- _EXERCISE TASK_
Below are the records; pull every line that includes "name".

***

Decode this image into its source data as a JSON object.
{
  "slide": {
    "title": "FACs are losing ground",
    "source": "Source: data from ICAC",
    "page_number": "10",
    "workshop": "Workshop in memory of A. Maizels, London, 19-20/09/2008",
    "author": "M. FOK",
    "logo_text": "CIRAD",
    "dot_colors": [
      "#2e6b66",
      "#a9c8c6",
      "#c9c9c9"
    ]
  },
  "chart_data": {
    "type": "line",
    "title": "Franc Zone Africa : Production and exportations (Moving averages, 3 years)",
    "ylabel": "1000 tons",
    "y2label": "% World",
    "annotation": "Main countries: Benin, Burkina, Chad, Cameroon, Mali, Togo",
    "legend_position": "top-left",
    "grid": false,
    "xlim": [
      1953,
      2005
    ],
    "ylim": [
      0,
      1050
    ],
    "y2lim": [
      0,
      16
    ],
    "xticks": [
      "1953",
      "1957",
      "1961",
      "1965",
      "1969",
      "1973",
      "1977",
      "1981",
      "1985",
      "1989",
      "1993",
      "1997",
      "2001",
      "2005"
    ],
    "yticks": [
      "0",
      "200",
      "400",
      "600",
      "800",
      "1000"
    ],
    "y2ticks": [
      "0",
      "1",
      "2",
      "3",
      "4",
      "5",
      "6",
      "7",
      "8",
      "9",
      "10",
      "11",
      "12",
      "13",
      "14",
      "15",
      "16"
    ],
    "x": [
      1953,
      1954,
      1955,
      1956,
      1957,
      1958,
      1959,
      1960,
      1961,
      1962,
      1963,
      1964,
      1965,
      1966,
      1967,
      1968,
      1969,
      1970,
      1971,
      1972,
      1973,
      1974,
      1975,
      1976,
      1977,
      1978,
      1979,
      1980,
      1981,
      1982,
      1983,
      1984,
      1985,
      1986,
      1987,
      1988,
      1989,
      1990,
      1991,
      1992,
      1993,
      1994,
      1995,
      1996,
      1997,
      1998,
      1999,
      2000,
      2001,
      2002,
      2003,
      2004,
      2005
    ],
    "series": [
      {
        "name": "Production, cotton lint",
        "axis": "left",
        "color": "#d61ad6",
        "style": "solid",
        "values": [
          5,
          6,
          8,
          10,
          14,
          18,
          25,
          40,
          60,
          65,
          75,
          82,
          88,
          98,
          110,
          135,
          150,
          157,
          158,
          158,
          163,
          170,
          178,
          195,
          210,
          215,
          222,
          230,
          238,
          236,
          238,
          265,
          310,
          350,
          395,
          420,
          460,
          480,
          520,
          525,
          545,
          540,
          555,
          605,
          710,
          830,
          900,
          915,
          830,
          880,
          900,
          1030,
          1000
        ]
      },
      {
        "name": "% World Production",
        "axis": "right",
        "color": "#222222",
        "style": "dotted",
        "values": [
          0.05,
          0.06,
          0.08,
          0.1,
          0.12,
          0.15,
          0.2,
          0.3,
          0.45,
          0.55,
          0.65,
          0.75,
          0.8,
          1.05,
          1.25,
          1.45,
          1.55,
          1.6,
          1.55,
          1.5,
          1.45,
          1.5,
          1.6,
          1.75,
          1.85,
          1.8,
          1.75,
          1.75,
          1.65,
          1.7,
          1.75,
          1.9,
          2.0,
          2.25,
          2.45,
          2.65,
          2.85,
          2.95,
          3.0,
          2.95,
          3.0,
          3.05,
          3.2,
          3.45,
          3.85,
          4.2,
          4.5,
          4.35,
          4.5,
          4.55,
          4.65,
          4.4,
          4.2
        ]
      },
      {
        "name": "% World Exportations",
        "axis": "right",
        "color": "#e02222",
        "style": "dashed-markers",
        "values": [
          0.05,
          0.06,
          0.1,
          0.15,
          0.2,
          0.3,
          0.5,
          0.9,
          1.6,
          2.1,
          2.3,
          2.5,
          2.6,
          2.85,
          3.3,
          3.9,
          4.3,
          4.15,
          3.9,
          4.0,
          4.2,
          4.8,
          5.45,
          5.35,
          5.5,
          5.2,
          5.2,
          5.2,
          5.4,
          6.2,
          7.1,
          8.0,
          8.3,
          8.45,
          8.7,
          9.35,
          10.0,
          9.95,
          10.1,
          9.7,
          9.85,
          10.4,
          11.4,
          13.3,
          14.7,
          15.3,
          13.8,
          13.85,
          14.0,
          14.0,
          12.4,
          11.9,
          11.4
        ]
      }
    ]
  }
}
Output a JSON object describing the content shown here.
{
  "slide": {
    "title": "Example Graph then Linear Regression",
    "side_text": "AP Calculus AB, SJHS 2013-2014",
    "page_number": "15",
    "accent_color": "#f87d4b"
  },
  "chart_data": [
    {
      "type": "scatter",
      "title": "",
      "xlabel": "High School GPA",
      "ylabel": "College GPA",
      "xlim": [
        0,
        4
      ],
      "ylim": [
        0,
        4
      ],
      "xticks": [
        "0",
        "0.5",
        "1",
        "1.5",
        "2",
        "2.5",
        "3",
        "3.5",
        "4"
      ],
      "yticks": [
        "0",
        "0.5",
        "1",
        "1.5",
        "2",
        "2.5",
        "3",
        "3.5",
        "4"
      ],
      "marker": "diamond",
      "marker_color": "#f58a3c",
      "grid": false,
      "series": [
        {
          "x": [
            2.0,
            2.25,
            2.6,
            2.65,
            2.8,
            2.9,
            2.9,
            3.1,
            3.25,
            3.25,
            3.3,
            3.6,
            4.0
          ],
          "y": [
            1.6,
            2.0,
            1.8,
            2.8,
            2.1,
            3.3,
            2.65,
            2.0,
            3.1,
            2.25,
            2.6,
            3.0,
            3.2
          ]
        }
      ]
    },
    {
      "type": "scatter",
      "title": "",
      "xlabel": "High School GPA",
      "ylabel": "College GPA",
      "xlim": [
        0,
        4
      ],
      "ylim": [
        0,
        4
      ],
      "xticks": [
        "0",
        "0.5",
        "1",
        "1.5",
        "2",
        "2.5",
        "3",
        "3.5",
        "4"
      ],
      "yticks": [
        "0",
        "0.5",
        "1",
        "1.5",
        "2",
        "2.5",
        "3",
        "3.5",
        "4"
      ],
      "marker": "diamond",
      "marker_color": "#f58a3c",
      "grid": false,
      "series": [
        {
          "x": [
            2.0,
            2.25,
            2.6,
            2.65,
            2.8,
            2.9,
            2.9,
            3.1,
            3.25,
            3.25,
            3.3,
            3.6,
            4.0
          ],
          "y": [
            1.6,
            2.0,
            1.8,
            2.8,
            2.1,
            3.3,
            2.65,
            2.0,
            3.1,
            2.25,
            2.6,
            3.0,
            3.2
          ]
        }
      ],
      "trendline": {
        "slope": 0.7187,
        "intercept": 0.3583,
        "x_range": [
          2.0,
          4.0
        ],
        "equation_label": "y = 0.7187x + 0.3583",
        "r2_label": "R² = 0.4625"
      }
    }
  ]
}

***

- _ANSWER FOR THIS EXERCISE_
        "name": "Production, cotton lint",
        "name": "% World Production",
        "name": "% World Exportations",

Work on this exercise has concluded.